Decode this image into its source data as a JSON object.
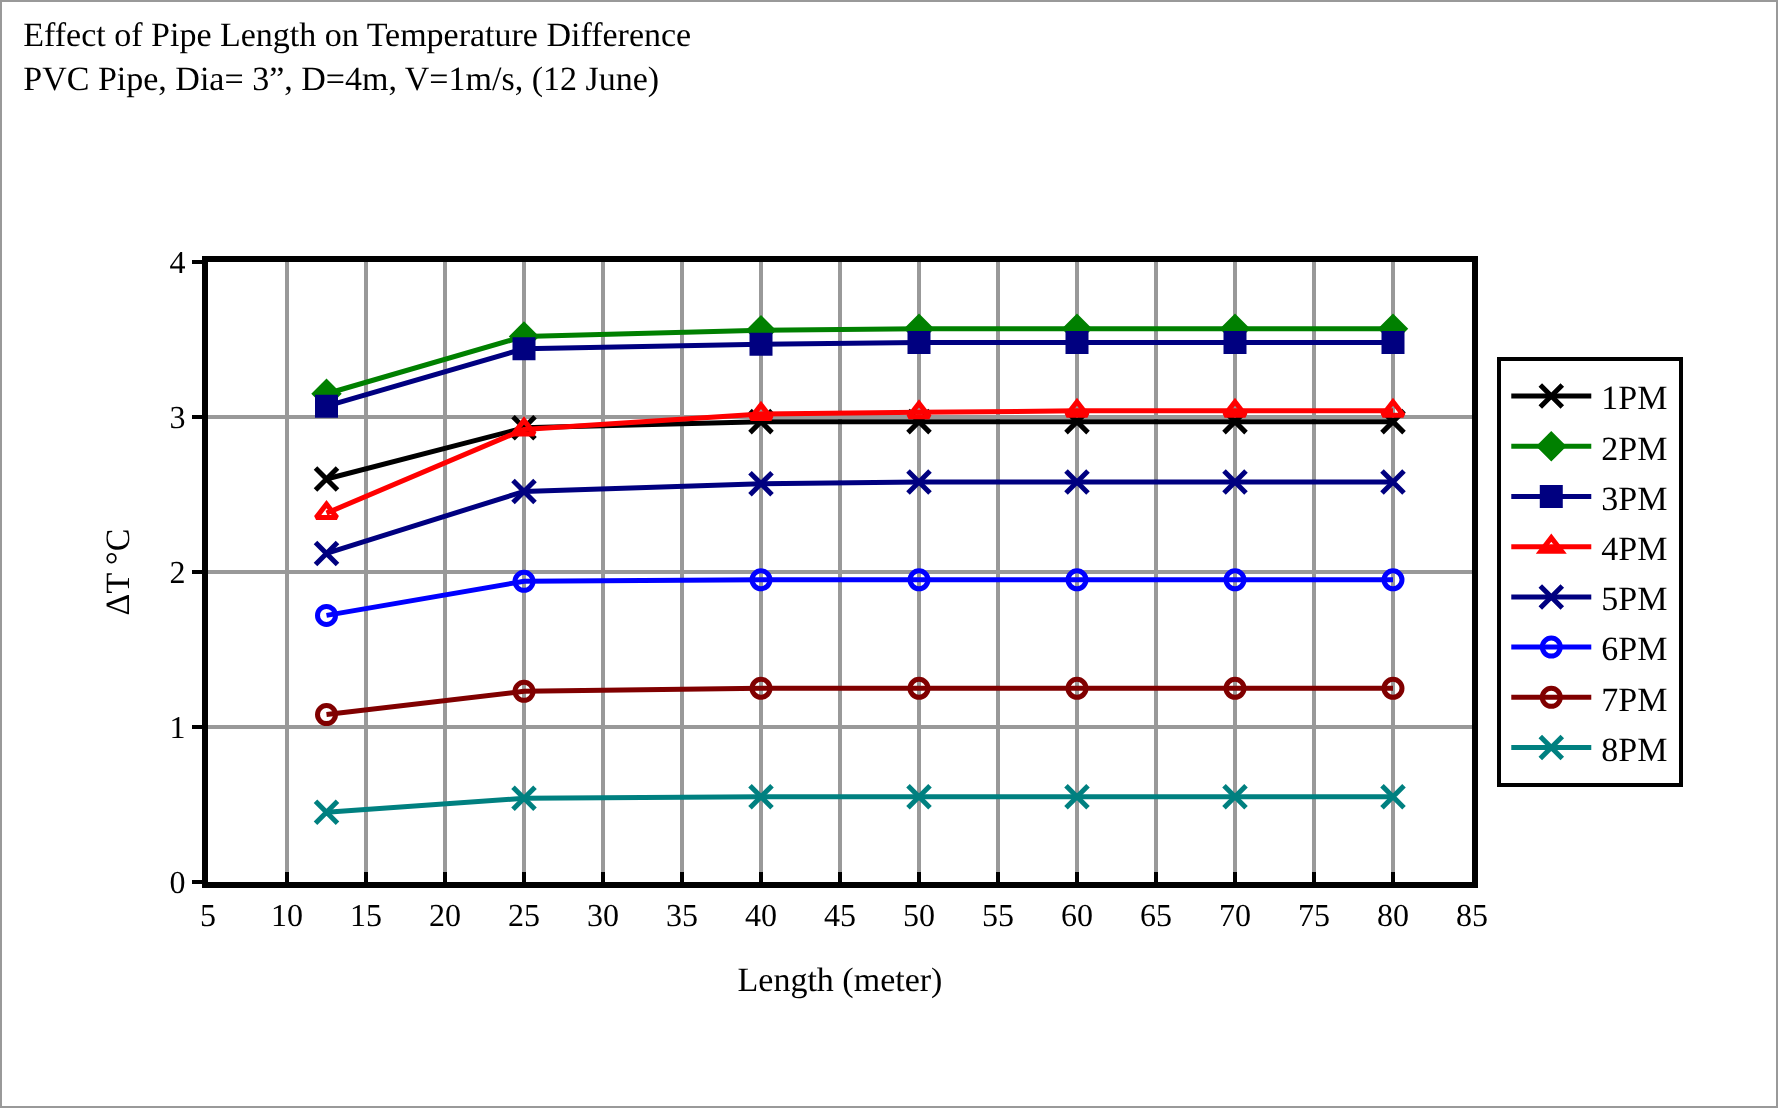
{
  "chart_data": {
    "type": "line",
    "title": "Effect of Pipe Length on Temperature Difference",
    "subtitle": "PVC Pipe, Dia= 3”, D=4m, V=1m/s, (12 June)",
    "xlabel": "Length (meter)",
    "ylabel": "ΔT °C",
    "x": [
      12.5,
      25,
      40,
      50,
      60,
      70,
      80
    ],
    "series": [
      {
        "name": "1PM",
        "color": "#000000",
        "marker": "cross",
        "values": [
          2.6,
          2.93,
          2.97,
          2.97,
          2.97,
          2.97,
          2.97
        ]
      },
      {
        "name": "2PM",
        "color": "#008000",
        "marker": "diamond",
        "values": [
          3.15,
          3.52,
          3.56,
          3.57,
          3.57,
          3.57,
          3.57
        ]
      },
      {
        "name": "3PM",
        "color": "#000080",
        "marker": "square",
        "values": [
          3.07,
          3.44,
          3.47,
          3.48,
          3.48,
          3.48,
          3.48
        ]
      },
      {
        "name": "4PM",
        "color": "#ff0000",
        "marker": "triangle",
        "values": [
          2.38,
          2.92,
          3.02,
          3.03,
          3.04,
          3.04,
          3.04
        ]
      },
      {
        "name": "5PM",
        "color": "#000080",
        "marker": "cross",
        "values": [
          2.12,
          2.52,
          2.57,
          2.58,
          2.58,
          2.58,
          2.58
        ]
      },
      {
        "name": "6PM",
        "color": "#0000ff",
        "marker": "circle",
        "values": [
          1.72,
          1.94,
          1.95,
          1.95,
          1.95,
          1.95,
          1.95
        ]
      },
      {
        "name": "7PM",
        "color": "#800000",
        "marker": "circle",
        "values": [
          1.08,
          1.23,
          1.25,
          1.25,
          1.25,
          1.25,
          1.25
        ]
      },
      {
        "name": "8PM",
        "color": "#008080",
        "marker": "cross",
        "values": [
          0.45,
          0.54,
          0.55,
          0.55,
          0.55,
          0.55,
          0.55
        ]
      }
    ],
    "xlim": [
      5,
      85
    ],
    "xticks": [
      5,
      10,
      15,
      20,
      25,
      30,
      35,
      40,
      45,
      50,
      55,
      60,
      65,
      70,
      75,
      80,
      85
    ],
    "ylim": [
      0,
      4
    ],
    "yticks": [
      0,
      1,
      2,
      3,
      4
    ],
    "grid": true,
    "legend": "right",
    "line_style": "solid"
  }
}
...
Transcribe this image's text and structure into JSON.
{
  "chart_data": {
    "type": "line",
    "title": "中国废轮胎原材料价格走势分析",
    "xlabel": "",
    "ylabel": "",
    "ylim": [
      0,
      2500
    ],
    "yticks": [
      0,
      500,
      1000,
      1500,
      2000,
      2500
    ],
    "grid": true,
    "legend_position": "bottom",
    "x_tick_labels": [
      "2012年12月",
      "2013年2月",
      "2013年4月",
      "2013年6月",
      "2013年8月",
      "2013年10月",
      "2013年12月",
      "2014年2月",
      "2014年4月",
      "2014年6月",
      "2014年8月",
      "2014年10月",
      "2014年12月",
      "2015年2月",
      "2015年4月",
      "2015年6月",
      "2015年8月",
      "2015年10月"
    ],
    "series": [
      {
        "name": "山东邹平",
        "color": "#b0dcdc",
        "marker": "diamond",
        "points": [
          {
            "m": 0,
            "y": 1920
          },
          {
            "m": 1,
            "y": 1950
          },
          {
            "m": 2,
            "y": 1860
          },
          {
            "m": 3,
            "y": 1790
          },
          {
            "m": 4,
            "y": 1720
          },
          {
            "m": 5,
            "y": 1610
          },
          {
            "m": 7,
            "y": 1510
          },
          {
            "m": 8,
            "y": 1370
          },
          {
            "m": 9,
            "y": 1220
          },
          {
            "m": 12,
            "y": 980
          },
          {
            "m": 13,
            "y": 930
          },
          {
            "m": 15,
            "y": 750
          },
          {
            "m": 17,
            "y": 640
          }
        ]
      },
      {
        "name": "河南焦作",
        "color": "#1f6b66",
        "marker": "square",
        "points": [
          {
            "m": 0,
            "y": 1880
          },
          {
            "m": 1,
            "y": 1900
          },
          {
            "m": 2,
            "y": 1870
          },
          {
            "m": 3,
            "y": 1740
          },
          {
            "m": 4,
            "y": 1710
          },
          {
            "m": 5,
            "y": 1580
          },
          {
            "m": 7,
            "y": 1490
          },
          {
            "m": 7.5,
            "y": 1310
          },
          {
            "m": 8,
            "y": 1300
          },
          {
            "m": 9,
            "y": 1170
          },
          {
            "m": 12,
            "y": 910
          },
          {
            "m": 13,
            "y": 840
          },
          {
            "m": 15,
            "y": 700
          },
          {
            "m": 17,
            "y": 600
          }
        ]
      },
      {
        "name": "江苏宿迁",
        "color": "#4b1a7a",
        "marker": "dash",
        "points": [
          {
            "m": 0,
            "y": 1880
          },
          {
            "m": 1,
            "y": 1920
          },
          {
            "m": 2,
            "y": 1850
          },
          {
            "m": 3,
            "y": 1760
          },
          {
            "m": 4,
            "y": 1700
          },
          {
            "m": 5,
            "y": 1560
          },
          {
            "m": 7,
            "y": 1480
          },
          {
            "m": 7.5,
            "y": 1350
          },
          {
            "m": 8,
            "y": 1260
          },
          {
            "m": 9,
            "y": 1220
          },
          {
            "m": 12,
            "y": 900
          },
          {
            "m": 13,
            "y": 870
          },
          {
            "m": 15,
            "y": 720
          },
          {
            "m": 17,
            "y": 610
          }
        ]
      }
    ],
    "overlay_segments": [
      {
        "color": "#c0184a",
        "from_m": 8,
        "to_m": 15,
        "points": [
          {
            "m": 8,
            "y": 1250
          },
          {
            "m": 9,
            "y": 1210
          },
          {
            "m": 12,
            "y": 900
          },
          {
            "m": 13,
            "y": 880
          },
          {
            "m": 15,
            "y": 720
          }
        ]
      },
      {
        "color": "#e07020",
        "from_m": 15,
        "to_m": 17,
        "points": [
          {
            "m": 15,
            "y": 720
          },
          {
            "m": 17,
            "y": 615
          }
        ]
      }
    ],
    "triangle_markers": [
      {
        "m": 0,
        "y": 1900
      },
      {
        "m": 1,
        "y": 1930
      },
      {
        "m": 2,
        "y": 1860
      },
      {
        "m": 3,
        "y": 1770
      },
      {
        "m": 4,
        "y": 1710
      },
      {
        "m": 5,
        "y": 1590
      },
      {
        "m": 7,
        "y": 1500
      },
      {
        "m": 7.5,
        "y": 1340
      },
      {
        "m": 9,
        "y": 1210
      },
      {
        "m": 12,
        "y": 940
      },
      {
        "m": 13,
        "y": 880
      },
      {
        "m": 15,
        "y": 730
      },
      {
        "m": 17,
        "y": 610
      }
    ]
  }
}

▸ **Problem**
From the listing, copy every line where the string "Length" appears.

▸ **Response for this exercise**
    "title": "Effect of Pipe Length on Temperature Difference",
    "xlabel": "Length (meter)",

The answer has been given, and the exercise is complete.